_But visé A_
Citez mot pour mot le passage du texte sur la prétention qui commence aux mots « Aurai-je un jour » et s'arrête après « je les tiens? ».
_But visé B_
Écrivez la suite du texte sur la prétention, en reprenant juste après sa dernière phrase.

980417
par François Brooks
Mes lectures alimentent mes réflexions. Lorsque
j'en parle, je sais que les idées qui m'animent ne viennent pas de moi. Je suis
coincé dans le dilemme de la prétention. Si je décide de citer mes sources, je
n'en finis plus d'énoncer le nom des auteurs qui m'influencent et je me sens
prétentieux. Si, au contraire, je décide de taire les origines de mes pensées,
j'ai l'impression d'usurper le raisonnement des auteurs de mes lectures, et je
me sens encore plus prétentieux.
Aurai-je un jour la sagesse de simplement
me taire? Mais j'éprouve une telle passion pour toutes ces idées que je suis
sans cesse enthousiasmé d'en parler.
* * *
Henri Laborit dit que tout
ce que nous sommes vient des autres[1]. Avec cette perspective, la propriété
intellectuelle serait de la foutaise. Si tout ce que je pense me vient des
autres, comment pourrais-je prétendre avoir des droits d'auteur sur ce que
j'écris? De même, comment pourrais-je fidèlement citer toutes mes sources,
puisque nombre d'entre elles sont des idées qui me viennent de l'inconscient,
des choses que j'ai apprises il y a parfois longtemps mais dont je n'ai même
plus souvenance de qui je les tiens?

_Données brutes_
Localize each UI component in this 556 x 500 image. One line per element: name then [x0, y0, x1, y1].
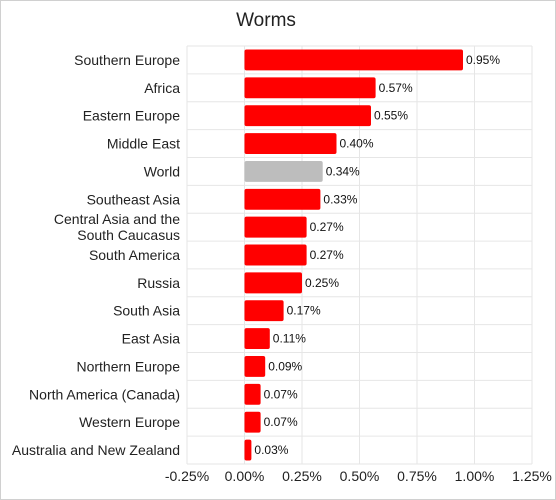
value-label: 0.34%	[326, 164, 360, 178]
category-label: South America	[89, 247, 180, 263]
value-label: 0.55%	[374, 109, 408, 123]
category-label: Western Europe	[79, 414, 180, 430]
value-label: 0.25%	[305, 276, 339, 290]
category-label: Northern Europe	[76, 358, 180, 374]
x-tick-label: 1.00%	[455, 468, 495, 484]
bar	[244, 49, 463, 71]
bar	[244, 272, 302, 294]
value-label: 0.17%	[287, 304, 321, 318]
category-label: Middle East	[107, 136, 180, 152]
value-label: 0.57%	[379, 81, 413, 95]
bar	[244, 356, 266, 377]
value-label: 0.09%	[268, 359, 302, 373]
x-tick-label: -0.25%	[165, 468, 209, 484]
category-label: Southern Europe	[74, 52, 180, 68]
value-label: 0.07%	[264, 387, 298, 401]
chart-title: Worms	[236, 10, 296, 31]
value-label: 0.07%	[264, 415, 298, 429]
value-label: 0.27%	[310, 220, 344, 234]
category-label: East Asia	[122, 331, 181, 347]
bar	[244, 160, 323, 182]
bar	[244, 105, 371, 127]
x-tick-label: 0.50%	[340, 468, 380, 484]
value-label: 0.40%	[340, 137, 374, 151]
bar	[244, 328, 270, 350]
category-label: Australia and New Zealand	[12, 442, 180, 458]
category-label: Central Asia and the South Caucasus	[54, 211, 180, 243]
bar	[244, 77, 376, 99]
category-label: South Asia	[113, 303, 180, 319]
bar	[244, 383, 261, 405]
value-label: 0.27%	[310, 248, 344, 262]
x-tick-label: 0.75%	[397, 468, 437, 484]
bar	[244, 133, 337, 154]
bar	[244, 439, 252, 461]
value-label: 0.03%	[254, 443, 288, 457]
bar	[244, 244, 307, 266]
bar	[244, 411, 261, 433]
bar	[244, 216, 307, 238]
category-label: Eastern Europe	[83, 108, 180, 124]
value-label: 0.11%	[273, 332, 306, 346]
bar	[244, 188, 321, 210]
value-label: 0.33%	[323, 192, 357, 206]
bar	[244, 300, 284, 322]
category-label: North America (Canada)	[29, 386, 180, 402]
category-label: Africa	[144, 80, 180, 96]
value-label: 0.95%	[466, 53, 500, 67]
x-tick-label: 0.25%	[282, 468, 322, 484]
category-label: Russia	[137, 275, 180, 291]
x-tick-label: 1.25%	[512, 468, 552, 484]
category-label: Southeast Asia	[87, 191, 181, 207]
x-tick-label: 0.00%	[225, 468, 265, 484]
category-label: World	[144, 163, 180, 179]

_Bonne réponse A_
Aurai-je un jour la sagesse de simplement
me taire? Mais j'éprouve une telle passion pour toutes ces idées que je suis
sans cesse enthousiasmé d'en parler.
* * *
Henri Laborit dit que tout
ce que nous sommes vient des autres[1]. Avec cette perspective, la propriété
intellectuelle serait de la foutaise. Si tout ce que je pense me vient des
autres, comment pourrais-je prétendre avoir des droits d'auteur sur ce que
j'écris? De même, comment pourrais-je fidèlement citer toutes mes sources,
puisque nombre d'entre elles sont des idées qui me viennent de l'inconscient,
des choses que j'ai apprises il y a parfois longtemps mais dont je n'ai même
plus souvenance de qui je les tiens?

_Bonne réponse B_
[1] « [...]ce qui pénètre dans notre système nerveux depuis la naissance,
et peut-être avant in utero, les
stimulus qui vont pénétrer dans notre système nerveux nous viennent
essentiellement des autres. Nous ne sommes que les autres. Quand nous mourons,
c'est les autres que nous avons intériorisés dans notre système nerveux, qui
nous ont construits, qui ont construit notre cerveau, qui l'ont rempli, qui
vont mourir. »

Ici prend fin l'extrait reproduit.